# [What is expected]
Single out the lines of the material that contain "name" and copy them.

# [Supplied information]
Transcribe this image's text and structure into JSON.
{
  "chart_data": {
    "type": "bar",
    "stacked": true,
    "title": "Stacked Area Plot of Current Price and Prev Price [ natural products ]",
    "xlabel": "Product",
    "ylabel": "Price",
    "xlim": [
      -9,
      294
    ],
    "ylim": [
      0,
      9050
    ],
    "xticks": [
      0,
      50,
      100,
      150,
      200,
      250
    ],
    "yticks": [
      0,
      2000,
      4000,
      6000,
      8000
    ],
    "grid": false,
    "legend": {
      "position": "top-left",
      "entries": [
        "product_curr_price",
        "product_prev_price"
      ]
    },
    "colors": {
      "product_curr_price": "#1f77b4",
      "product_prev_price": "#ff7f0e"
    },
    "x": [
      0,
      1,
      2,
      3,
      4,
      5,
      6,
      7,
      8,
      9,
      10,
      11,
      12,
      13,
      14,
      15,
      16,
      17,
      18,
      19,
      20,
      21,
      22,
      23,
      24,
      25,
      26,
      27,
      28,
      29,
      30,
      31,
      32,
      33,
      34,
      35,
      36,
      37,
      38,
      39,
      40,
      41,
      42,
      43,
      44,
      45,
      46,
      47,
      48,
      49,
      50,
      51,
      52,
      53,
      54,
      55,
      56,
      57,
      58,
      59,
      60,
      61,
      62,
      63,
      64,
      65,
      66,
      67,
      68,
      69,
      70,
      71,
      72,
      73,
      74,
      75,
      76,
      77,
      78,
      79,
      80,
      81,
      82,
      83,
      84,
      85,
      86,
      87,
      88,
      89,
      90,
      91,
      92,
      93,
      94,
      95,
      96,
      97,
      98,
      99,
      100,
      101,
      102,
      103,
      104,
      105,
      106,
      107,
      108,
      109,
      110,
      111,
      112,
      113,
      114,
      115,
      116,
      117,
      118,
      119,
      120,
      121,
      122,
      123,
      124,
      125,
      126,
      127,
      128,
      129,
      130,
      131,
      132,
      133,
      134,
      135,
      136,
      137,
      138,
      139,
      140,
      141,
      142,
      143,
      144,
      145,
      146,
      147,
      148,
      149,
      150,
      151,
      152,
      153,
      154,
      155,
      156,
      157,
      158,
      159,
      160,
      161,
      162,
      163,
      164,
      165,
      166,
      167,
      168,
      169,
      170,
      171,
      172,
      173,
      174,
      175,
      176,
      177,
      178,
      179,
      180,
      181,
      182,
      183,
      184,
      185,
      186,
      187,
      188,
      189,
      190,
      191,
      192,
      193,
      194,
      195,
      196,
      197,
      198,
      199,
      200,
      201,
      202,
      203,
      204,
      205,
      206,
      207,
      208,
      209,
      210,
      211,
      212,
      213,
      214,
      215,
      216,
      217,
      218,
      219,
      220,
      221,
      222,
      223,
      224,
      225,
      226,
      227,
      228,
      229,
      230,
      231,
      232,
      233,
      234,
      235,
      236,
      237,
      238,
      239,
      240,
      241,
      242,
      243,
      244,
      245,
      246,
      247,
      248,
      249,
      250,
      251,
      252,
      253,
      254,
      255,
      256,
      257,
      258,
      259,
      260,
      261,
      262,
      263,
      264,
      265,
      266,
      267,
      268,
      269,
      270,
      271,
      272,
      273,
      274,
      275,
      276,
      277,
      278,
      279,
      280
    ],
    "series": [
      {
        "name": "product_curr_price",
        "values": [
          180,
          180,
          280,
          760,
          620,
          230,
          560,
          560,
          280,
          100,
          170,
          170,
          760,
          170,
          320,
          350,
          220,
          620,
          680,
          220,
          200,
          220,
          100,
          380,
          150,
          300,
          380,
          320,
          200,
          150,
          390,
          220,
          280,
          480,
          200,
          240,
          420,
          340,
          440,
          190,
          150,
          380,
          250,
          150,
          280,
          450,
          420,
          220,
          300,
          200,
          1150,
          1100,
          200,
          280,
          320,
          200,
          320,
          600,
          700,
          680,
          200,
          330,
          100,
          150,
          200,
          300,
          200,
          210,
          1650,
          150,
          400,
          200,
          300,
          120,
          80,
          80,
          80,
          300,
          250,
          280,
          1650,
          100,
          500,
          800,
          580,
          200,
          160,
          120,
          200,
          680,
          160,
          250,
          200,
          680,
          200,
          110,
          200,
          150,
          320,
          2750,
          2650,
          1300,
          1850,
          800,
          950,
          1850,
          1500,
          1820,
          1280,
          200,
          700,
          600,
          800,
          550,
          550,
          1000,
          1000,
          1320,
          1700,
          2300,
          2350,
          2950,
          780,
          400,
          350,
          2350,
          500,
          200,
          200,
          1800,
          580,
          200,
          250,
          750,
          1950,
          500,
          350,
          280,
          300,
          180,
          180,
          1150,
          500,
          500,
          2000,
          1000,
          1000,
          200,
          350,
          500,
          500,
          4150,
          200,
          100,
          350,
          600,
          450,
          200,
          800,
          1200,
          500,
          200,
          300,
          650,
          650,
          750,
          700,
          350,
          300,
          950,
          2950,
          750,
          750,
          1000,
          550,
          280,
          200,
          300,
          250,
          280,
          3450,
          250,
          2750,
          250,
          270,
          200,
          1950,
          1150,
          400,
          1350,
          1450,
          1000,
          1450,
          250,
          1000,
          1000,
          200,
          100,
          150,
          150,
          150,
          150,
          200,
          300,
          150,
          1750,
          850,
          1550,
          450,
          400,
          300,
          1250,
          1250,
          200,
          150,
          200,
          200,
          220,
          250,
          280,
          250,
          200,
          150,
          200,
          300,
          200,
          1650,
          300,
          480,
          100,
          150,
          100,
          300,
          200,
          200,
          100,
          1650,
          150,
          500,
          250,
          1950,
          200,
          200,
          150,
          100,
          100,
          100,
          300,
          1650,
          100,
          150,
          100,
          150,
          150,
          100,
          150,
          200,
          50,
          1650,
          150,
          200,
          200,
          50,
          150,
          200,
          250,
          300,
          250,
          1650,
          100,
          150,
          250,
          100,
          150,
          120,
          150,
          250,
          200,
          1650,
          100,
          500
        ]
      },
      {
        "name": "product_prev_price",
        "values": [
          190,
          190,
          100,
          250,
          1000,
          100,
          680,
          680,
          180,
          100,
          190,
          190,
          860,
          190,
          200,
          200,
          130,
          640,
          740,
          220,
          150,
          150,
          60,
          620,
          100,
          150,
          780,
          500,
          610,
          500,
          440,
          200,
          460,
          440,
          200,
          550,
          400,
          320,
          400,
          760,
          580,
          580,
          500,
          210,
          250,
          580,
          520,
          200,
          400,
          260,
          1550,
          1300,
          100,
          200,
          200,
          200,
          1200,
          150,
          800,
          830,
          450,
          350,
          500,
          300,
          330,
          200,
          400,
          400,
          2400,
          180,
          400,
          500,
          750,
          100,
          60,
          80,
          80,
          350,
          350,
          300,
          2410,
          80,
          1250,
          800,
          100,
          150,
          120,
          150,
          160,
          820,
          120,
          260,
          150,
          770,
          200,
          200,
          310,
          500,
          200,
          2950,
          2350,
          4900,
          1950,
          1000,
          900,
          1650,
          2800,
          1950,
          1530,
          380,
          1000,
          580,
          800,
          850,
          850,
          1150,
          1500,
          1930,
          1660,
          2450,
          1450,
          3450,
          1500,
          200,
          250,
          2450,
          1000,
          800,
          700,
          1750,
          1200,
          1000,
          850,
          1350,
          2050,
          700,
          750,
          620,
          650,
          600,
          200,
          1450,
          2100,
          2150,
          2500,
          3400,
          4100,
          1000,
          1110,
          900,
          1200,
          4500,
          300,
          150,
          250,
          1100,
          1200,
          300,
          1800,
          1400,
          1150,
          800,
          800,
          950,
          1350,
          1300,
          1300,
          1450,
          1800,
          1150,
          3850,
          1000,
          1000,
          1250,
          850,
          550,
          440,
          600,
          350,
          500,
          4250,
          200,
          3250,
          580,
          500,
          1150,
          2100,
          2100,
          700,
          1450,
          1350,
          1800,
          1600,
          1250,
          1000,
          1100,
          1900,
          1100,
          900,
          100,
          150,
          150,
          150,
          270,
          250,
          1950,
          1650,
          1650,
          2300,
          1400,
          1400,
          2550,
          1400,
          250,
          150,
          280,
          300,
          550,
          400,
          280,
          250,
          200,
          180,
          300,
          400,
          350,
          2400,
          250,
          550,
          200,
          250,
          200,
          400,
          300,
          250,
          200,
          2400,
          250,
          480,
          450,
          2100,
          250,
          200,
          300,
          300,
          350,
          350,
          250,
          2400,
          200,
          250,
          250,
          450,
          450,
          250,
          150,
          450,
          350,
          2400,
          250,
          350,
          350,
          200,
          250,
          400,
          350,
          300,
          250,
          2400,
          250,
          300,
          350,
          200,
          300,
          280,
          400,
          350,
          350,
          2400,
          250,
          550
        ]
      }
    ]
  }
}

# [Result of this task]
        "name": "product_curr_price",
        "name": "product_prev_price",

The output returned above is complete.